WRITTEN EXERCISE: Read the records below. Copy each line where the string "text" occurs.

──────────────────────────────

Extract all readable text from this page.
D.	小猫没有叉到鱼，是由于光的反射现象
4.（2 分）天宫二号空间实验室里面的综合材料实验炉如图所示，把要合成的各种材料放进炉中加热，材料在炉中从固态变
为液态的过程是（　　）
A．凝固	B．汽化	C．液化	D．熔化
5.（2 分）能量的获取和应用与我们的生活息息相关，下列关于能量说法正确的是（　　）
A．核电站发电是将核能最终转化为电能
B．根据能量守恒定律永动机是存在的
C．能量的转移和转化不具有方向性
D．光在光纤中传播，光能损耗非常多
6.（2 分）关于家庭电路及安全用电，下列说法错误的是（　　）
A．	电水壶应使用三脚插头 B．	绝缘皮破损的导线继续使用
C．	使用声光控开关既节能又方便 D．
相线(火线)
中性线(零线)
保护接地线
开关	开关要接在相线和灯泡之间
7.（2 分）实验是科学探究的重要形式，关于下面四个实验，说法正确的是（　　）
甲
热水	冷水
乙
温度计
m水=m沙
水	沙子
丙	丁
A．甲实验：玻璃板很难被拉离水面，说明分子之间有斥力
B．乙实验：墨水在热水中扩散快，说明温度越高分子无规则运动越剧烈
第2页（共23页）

──────────────────────────────

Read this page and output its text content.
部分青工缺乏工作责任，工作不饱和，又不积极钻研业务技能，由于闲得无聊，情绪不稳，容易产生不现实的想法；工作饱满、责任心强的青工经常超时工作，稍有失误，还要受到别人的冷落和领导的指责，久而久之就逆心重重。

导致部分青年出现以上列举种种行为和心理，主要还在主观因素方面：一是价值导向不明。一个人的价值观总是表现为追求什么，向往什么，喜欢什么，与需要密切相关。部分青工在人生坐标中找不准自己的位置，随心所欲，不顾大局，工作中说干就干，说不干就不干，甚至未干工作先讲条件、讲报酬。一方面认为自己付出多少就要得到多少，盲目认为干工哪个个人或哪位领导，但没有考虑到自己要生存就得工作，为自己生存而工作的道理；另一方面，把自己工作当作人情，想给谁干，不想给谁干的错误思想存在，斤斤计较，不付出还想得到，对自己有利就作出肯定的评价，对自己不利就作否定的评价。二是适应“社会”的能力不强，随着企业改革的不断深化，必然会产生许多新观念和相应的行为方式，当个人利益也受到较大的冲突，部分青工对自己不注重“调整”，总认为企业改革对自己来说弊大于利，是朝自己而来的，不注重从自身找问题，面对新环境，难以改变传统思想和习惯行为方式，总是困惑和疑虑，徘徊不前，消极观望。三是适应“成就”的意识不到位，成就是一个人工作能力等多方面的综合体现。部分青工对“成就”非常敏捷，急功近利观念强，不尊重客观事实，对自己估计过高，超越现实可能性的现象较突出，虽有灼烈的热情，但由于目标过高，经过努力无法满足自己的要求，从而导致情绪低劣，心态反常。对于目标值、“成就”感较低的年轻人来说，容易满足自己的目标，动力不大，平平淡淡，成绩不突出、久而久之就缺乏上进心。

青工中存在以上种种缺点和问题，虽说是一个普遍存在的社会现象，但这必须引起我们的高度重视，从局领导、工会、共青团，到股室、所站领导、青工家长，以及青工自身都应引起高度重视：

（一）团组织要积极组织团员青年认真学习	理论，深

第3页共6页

──────────────────────────────

FINISHED ANSWER:
Extract all readable text from this page.
Read this page and output its text content.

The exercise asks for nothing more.